WRITTEN INSTRUCTION:
Write every record out again exactly as given.

DATA FOR PROCESSING:

※ ※ ※

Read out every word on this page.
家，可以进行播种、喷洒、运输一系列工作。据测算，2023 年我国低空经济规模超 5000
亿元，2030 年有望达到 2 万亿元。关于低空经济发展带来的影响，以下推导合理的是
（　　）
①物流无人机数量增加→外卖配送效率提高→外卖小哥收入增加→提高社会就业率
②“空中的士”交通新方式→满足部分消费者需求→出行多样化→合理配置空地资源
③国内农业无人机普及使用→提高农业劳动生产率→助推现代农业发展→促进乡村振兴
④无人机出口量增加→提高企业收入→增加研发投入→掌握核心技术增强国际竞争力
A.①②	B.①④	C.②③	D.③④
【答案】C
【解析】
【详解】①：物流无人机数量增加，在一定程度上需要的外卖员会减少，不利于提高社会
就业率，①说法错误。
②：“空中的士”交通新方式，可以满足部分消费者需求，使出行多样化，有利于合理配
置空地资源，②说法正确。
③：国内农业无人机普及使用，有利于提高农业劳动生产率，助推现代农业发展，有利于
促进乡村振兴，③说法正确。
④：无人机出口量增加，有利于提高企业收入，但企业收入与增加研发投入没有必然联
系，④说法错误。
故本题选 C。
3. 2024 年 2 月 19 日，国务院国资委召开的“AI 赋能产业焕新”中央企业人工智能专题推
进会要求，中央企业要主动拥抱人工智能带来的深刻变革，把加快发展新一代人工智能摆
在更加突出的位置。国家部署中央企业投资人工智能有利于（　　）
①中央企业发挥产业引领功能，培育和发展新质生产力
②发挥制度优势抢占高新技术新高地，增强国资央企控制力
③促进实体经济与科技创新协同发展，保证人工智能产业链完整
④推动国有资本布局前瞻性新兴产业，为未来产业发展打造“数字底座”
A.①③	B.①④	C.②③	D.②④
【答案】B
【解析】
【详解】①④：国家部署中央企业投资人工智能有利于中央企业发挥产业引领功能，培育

※ ※ ※

EXERCISE RESULT:
Read out every word on this page.
家，可以进行播种、喷洒、运输一系列工作。据测算，2023 年我国低空经济规模超 5000
亿元，2030 年有望达到 2 万亿元。关于低空经济发展带来的影响，以下推导合理的是
（　　）
①物流无人机数量增加→外卖配送效率提高→外卖小哥收入增加→提高社会就业率
②“空中的士”交通新方式→满足部分消费者需求→出行多样化→合理配置空地资源
③国内农业无人机普及使用→提高农业劳动生产率→助推现代农业发展→促进乡村振兴
④无人机出口量增加→提高企业收入→增加研发投入→掌握核心技术增强国际竞争力
A.①②	B.①④	C.②③	D.③④
【答案】C
【解析】
【详解】①：物流无人机数量增加，在一定程度上需要的外卖员会减少，不利于提高社会
就业率，①说法错误。
②：“空中的士”交通新方式，可以满足部分消费者需求，使出行多样化，有利于合理配
置空地资源，②说法正确。
③：国内农业无人机普及使用，有利于提高农业劳动生产率，助推现代农业发展，有利于
促进乡村振兴，③说法正确。
④：无人机出口量增加，有利于提高企业收入，但企业收入与增加研发投入没有必然联
系，④说法错误。
故本题选 C。
3. 2024 年 2 月 19 日，国务院国资委召开的“AI 赋能产业焕新”中央企业人工智能专题推
进会要求，中央企业要主动拥抱人工智能带来的深刻变革，把加快发展新一代人工智能摆
在更加突出的位置。国家部署中央企业投资人工智能有利于（　　）
①中央企业发挥产业引领功能，培育和发展新质生产力
②发挥制度优势抢占高新技术新高地，增强国资央企控制力
③促进实体经济与科技创新协同发展，保证人工智能产业链完整
④推动国有资本布局前瞻性新兴产业，为未来产业发展打造“数字底座”
A.①③	B.①④	C.②③	D.②④
【答案】B
【解析】
【详解】①④：国家部署中央企业投资人工智能有利于中央企业发挥产业引领功能，培育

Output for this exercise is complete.